(Rows from a dataset)
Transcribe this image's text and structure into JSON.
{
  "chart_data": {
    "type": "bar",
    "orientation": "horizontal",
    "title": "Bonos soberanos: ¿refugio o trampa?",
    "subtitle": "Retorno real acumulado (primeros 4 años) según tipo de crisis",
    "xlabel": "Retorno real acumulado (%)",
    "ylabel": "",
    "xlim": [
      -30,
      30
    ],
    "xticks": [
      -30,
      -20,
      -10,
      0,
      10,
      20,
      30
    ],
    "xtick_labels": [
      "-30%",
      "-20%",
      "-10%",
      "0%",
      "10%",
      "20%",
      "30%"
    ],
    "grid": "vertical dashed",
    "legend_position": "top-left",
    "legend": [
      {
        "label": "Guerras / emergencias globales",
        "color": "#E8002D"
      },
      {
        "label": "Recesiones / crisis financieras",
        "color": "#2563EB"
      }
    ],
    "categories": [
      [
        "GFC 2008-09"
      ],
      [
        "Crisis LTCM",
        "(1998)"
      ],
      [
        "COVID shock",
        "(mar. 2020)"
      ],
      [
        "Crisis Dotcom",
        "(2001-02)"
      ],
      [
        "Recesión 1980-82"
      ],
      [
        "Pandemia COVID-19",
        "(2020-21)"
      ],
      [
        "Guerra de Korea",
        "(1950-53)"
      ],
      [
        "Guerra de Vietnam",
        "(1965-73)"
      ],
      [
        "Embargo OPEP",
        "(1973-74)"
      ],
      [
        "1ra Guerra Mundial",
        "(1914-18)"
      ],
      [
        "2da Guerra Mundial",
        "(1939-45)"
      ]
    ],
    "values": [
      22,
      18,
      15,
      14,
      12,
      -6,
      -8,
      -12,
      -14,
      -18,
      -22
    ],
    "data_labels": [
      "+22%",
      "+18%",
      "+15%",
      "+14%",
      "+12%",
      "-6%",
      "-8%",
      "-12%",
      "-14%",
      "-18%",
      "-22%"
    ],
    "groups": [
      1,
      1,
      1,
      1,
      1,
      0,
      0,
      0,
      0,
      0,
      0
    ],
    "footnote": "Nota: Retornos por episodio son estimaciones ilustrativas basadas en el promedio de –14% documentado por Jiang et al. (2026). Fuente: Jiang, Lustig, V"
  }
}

■ Task prompt
Transcribe the data. Leave every line exactly as it is.

■ Response to the exercise
Transcribe this image's text and structure into JSON.
{
  "chart_data": {
    "type": "bar",
    "orientation": "horizontal",
    "title": "Bonos soberanos: ¿refugio o trampa?",
    "subtitle": "Retorno real acumulado (primeros 4 años) según tipo de crisis",
    "xlabel": "Retorno real acumulado (%)",
    "ylabel": "",
    "xlim": [
      -30,
      30
    ],
    "xticks": [
      -30,
      -20,
      -10,
      0,
      10,
      20,
      30
    ],
    "xtick_labels": [
      "-30%",
      "-20%",
      "-10%",
      "0%",
      "10%",
      "20%",
      "30%"
    ],
    "grid": "vertical dashed",
    "legend_position": "top-left",
    "legend": [
      {
        "label": "Guerras / emergencias globales",
        "color": "#E8002D"
      },
      {
        "label": "Recesiones / crisis financieras",
        "color": "#2563EB"
      }
    ],
    "categories": [
      [
        "GFC 2008-09"
      ],
      [
        "Crisis LTCM",
        "(1998)"
      ],
      [
        "COVID shock",
        "(mar. 2020)"
      ],
      [
        "Crisis Dotcom",
        "(2001-02)"
      ],
      [
        "Recesión 1980-82"
      ],
      [
        "Pandemia COVID-19",
        "(2020-21)"
      ],
      [
        "Guerra de Korea",
        "(1950-53)"
      ],
      [
        "Guerra de Vietnam",
        "(1965-73)"
      ],
      [
        "Embargo OPEP",
        "(1973-74)"
      ],
      [
        "1ra Guerra Mundial",
        "(1914-18)"
      ],
      [
        "2da Guerra Mundial",
        "(1939-45)"
      ]
    ],
    "values": [
      22,
      18,
      15,
      14,
      12,
      -6,
      -8,
      -12,
      -14,
      -18,
      -22
    ],
    "data_labels": [
      "+22%",
      "+18%",
      "+15%",
      "+14%",
      "+12%",
      "-6%",
      "-8%",
      "-12%",
      "-14%",
      "-18%",
      "-22%"
    ],
    "groups": [
      1,
      1,
      1,
      1,
      1,
      0,
      0,
      0,
      0,
      0,
      0
    ],
    "footnote": "Nota: Retornos por episodio son estimaciones ilustrativas basadas en el promedio de –14% documentado por Jiang et al. (2026). Fuente: Jiang, Lustig, V"
  }
}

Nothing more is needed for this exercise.